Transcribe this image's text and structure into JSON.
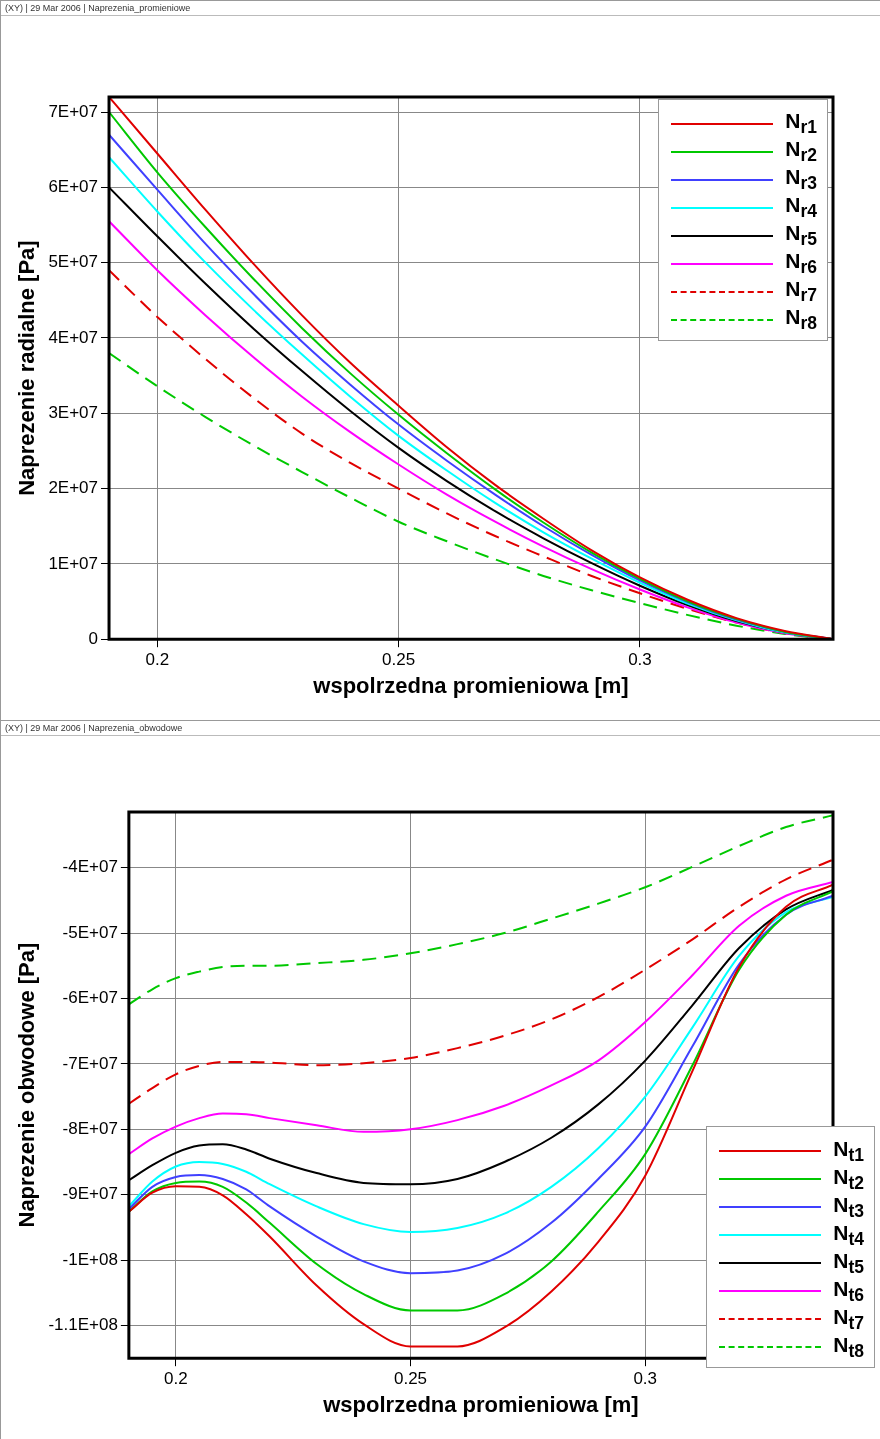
{
  "chart_data": [
    {
      "type": "line",
      "annotations": [
        "(XY) | 29 Mar 2006 | Naprezenia_promieniowe"
      ],
      "xlabel": "wspolrzedna promieniowa [m]",
      "ylabel": "Naprezenie radialne [Pa]",
      "x": [
        0.19,
        0.2,
        0.21,
        0.22,
        0.23,
        0.24,
        0.25,
        0.26,
        0.27,
        0.28,
        0.29,
        0.3,
        0.31,
        0.32,
        0.33,
        0.34
      ],
      "xlim": [
        0.19,
        0.34
      ],
      "xticks": [
        0.2,
        0.25,
        0.3
      ],
      "ylim": [
        0,
        72000000.0
      ],
      "yticks": [
        0,
        {
          "value": 10000000.0,
          "label": "1E+07"
        },
        {
          "value": 20000000.0,
          "label": "2E+07"
        },
        {
          "value": 30000000.0,
          "label": "3E+07"
        },
        {
          "value": 40000000.0,
          "label": "4E+07"
        },
        {
          "value": 50000000.0,
          "label": "5E+07"
        },
        {
          "value": 60000000.0,
          "label": "6E+07"
        },
        {
          "value": 70000000.0,
          "label": "7E+07"
        }
      ],
      "grid": true,
      "legend": "top right",
      "series": [
        {
          "name": "N$_{r1}$",
          "color": "#e00000",
          "line_style": "solid",
          "values": [
            72000000.0,
            64500000.0,
            57000000.0,
            49800000.0,
            43000000.0,
            36700000.0,
            31000000.0,
            25500000.0,
            20500000.0,
            16000000.0,
            11800000.0,
            8200000.0,
            5200000.0,
            2800000.0,
            1100000.0,
            0
          ]
        },
        {
          "name": "N$_{r2}$",
          "color": "#00c800",
          "line_style": "solid",
          "values": [
            70000000.0,
            62000000.0,
            54700000.0,
            47800000.0,
            41300000.0,
            35300000.0,
            29800000.0,
            24700000.0,
            19900000.0,
            15500000.0,
            11500000.0,
            8000000.0,
            5000000.0,
            2700000.0,
            1000000.0,
            0
          ]
        },
        {
          "name": "N$_{r3}$",
          "color": "#4040ff",
          "line_style": "solid",
          "values": [
            67000000.0,
            59700000.0,
            52500000.0,
            45800000.0,
            39500000.0,
            33800000.0,
            28500000.0,
            23700000.0,
            19200000.0,
            15000000.0,
            11200000.0,
            7800000.0,
            4900000.0,
            2600000.0,
            1000000.0,
            0
          ]
        },
        {
          "name": "N$_{r4}$",
          "color": "#00ffff",
          "line_style": "solid",
          "values": [
            64000000.0,
            56800000.0,
            50000000.0,
            43700000.0,
            37800000.0,
            32200000.0,
            27000000.0,
            22400000.0,
            18100000.0,
            14200000.0,
            10700000.0,
            7500000.0,
            4700000.0,
            2500000.0,
            900000.0,
            0
          ]
        },
        {
          "name": "N$_{r5}$",
          "color": "#000000",
          "line_style": "solid",
          "values": [
            60000000.0,
            53500000.0,
            47200000.0,
            41200000.0,
            35600000.0,
            30300000.0,
            25400000.0,
            21000000.0,
            17000000.0,
            13400000.0,
            10100000.0,
            7100000.0,
            4500000.0,
            2400000.0,
            900000.0,
            0
          ]
        },
        {
          "name": "N$_{r6}$",
          "color": "#ff00ff",
          "line_style": "solid",
          "values": [
            55500000.0,
            49000000.0,
            43000000.0,
            37400000.0,
            32200000.0,
            27500000.0,
            23200000.0,
            19200000.0,
            15600000.0,
            12300000.0,
            9300000.0,
            6600000.0,
            4200000.0,
            2200000.0,
            800000.0,
            0
          ]
        },
        {
          "name": "N$_{r7}$",
          "color": "#e00000",
          "line_style": "dashed",
          "values": [
            49000000.0,
            42800000.0,
            37200000.0,
            32000000.0,
            27300000.0,
            23400000.0,
            20000000.0,
            16700000.0,
            13700000.0,
            11000000.0,
            8400000.0,
            6100000.0,
            4000000.0,
            2200000.0,
            800000.0,
            0
          ]
        },
        {
          "name": "N$_{r8}$",
          "color": "#00c800",
          "line_style": "dashed",
          "values": [
            38000000.0,
            33600000.0,
            29500000.0,
            25700000.0,
            22200000.0,
            18800000.0,
            15600000.0,
            13000000.0,
            10600000.0,
            8400000.0,
            6500000.0,
            4800000.0,
            3200000.0,
            1800000.0,
            700000.0,
            0
          ]
        }
      ]
    },
    {
      "type": "line",
      "annotations": [
        "(XY) | 29 Mar 2006 | Naprezenia_obwodowe"
      ],
      "xlabel": "wspolrzedna promieniowa [m]",
      "ylabel": "Naprezenie obwodowe [Pa]",
      "x": [
        0.19,
        0.195,
        0.2,
        0.205,
        0.21,
        0.215,
        0.22,
        0.23,
        0.24,
        0.25,
        0.26,
        0.27,
        0.28,
        0.29,
        0.3,
        0.31,
        0.32,
        0.33,
        0.34
      ],
      "xlim": [
        0.19,
        0.34
      ],
      "xticks": [
        0.2,
        0.25,
        0.3
      ],
      "ylim": [
        -115000000.0,
        -31500000.0
      ],
      "yticks": [
        {
          "value": -110000000.0,
          "label": "-1.1E+08"
        },
        {
          "value": -100000000.0,
          "label": "-1E+08"
        },
        {
          "value": -90000000.0,
          "label": "-9E+07"
        },
        {
          "value": -80000000.0,
          "label": "-8E+07"
        },
        {
          "value": -70000000.0,
          "label": "-7E+07"
        },
        {
          "value": -60000000.0,
          "label": "-6E+07"
        },
        {
          "value": -50000000.0,
          "label": "-5E+07"
        },
        {
          "value": -40000000.0,
          "label": "-4E+07"
        }
      ],
      "grid": true,
      "legend": "bottom right",
      "series": [
        {
          "name": "N$_{t1}$",
          "color": "#e00000",
          "line_style": "solid",
          "values": [
            -92600000.0,
            -89700000.0,
            -88700000.0,
            -88800000.0,
            -90100000.0,
            -93000000.0,
            -96400000.0,
            -103900000.0,
            -109800000.0,
            -113200000.0,
            -113200000.0,
            -110300000.0,
            -104800000.0,
            -97200000.0,
            -87100000.0,
            -71200000.0,
            -55200000.0,
            -46000000.0,
            -42600000.0
          ]
        },
        {
          "name": "N$_{t2}$",
          "color": "#00c800",
          "line_style": "solid",
          "values": [
            -92600000.0,
            -89500000.0,
            -88200000.0,
            -88000000.0,
            -88800000.0,
            -91200000.0,
            -94300000.0,
            -100600000.0,
            -105200000.0,
            -107700000.0,
            -107700000.0,
            -105200000.0,
            -100200000.0,
            -92600000.0,
            -83800000.0,
            -70300000.0,
            -55600000.0,
            -47200000.0,
            -43600000.0
          ]
        },
        {
          "name": "N$_{t3}$",
          "color": "#4040ff",
          "line_style": "solid",
          "values": [
            -92200000.0,
            -88800000.0,
            -87300000.0,
            -87000000.0,
            -87600000.0,
            -89200000.0,
            -91800000.0,
            -96400000.0,
            -100200000.0,
            -102000000.0,
            -101600000.0,
            -99100000.0,
            -94300000.0,
            -87600000.0,
            -79600000.0,
            -67400000.0,
            -54800000.0,
            -47200000.0,
            -44300000.0
          ]
        },
        {
          "name": "N$_{t4}$",
          "color": "#00ffff",
          "line_style": "solid",
          "values": [
            -91800000.0,
            -88000000.0,
            -85700000.0,
            -85000000.0,
            -85300000.0,
            -86500000.0,
            -88400000.0,
            -91800000.0,
            -94500000.0,
            -95700000.0,
            -95100000.0,
            -92900000.0,
            -88800000.0,
            -82900000.0,
            -75000000.0,
            -64500000.0,
            -53500000.0,
            -46800000.0,
            -44500000.0
          ]
        },
        {
          "name": "N$_{t5}$",
          "color": "#000000",
          "line_style": "solid",
          "values": [
            -87800000.0,
            -85500000.0,
            -83600000.0,
            -82500000.0,
            -82300000.0,
            -83100000.0,
            -84500000.0,
            -86700000.0,
            -88200000.0,
            -88400000.0,
            -87600000.0,
            -85000000.0,
            -81300000.0,
            -76200000.0,
            -69500000.0,
            -61100000.0,
            -52300000.0,
            -46400000.0,
            -43400000.0
          ]
        },
        {
          "name": "N$_{t6}$",
          "color": "#ff00ff",
          "line_style": "solid",
          "values": [
            -83800000.0,
            -81400000.0,
            -79600000.0,
            -78300000.0,
            -77600000.0,
            -77700000.0,
            -78300000.0,
            -79400000.0,
            -80400000.0,
            -80000000.0,
            -78600000.0,
            -76400000.0,
            -73300000.0,
            -69500000.0,
            -63600000.0,
            -56500000.0,
            -48900000.0,
            -44300000.0,
            -42200000.0
          ]
        },
        {
          "name": "N$_{t7}$",
          "color": "#e00000",
          "line_style": "dashed",
          "values": [
            -76100000.0,
            -73700000.0,
            -71600000.0,
            -70300000.0,
            -69700000.0,
            -69700000.0,
            -69800000.0,
            -70200000.0,
            -69900000.0,
            -69100000.0,
            -67600000.0,
            -65700000.0,
            -63200000.0,
            -59800000.0,
            -55600000.0,
            -51000000.0,
            -46000000.0,
            -41800000.0,
            -38800000.0
          ]
        },
        {
          "name": "N$_{t8}$",
          "color": "#00c800",
          "line_style": "dashed",
          "values": [
            -60900000.0,
            -58600000.0,
            -56900000.0,
            -55900000.0,
            -55200000.0,
            -55000000.0,
            -55000000.0,
            -54600000.0,
            -54100000.0,
            -53100000.0,
            -51700000.0,
            -50000000.0,
            -47800000.0,
            -45500000.0,
            -43000000.0,
            -39900000.0,
            -36700000.0,
            -33800000.0,
            -32000000.0
          ]
        }
      ]
    }
  ]
}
________________
:: STATED PROBLEM ::
Copy down every line of the entries containing the word "right".

:: ANSWER TO THIS TASK ::
      "legend": "top right",
      "legend": "bottom right",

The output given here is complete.